RECORDS SUPPLIED:

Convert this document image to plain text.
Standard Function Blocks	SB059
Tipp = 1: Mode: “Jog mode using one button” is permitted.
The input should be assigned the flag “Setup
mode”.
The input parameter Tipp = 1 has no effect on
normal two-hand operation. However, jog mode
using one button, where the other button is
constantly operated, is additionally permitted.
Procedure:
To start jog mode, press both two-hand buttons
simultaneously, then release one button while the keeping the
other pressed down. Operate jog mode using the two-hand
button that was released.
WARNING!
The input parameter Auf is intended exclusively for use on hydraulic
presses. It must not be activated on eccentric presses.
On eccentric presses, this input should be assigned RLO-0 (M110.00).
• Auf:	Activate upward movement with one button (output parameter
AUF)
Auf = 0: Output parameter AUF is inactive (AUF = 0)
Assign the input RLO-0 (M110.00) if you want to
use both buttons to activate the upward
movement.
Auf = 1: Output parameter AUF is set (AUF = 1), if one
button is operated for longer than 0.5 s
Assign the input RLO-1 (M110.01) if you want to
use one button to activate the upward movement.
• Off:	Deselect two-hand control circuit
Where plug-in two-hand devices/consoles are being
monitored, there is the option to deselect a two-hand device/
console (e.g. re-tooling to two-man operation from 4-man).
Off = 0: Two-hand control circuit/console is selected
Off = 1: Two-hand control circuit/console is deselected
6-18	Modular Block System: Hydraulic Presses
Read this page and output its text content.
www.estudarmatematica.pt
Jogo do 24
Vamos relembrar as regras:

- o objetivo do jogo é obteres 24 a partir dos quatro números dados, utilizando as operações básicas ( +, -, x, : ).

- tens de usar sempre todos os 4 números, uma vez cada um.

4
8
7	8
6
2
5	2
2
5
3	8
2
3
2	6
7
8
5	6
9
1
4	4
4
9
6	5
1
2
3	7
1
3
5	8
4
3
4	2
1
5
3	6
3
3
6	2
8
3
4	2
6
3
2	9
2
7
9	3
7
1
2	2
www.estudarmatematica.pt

EXERCISE PROMPT: Using the listing above, reproduce each line without omission.

WRITTEN REPLY:
Convert this document image to plain text.
Standard Function Blocks	SB059
Tipp = 1: Mode: “Jog mode using one button” is permitted.
The input should be assigned the flag “Setup
mode”.
The input parameter Tipp = 1 has no effect on
normal two-hand operation. However, jog mode
using one button, where the other button is
constantly operated, is additionally permitted.
Procedure:
To start jog mode, press both two-hand buttons
simultaneously, then release one button while the keeping the
other pressed down. Operate jog mode using the two-hand
button that was released.
WARNING!
The input parameter Auf is intended exclusively for use on hydraulic
presses. It must not be activated on eccentric presses.
On eccentric presses, this input should be assigned RLO-0 (M110.00).
• Auf:	Activate upward movement with one button (output parameter
AUF)
Auf = 0: Output parameter AUF is inactive (AUF = 0)
Assign the input RLO-0 (M110.00) if you want to
use both buttons to activate the upward
movement.
Auf = 1: Output parameter AUF is set (AUF = 1), if one
button is operated for longer than 0.5 s
Assign the input RLO-1 (M110.01) if you want to
use one button to activate the upward movement.
• Off:	Deselect two-hand control circuit
Where plug-in two-hand devices/consoles are being
monitored, there is the option to deselect a two-hand device/
console (e.g. re-tooling to two-man operation from 4-man).
Off = 0: Two-hand control circuit/console is selected
Off = 1: Two-hand control circuit/console is deselected
6-18	Modular Block System: Hydraulic Presses
Read this page and output its text content.
www.estudarmatematica.pt
Jogo do 24
Vamos relembrar as regras:

- o objetivo do jogo é obteres 24 a partir dos quatro números dados, utilizando as operações básicas ( +, -, x, : ).

- tens de usar sempre todos os 4 números, uma vez cada um.

4
8
7	8
6
2
5	2
2
5
3	8
2
3
2	6
7
8
5	6
9
1
4	4
4
9
6	5
1
2
3	7
1
3
5	8
4
3
4	2
1
5
3	6
3
3
6	2
8
3
4	2
6
3
2	9
2
7
9	3
7
1
2	2
www.estudarmatematica.pt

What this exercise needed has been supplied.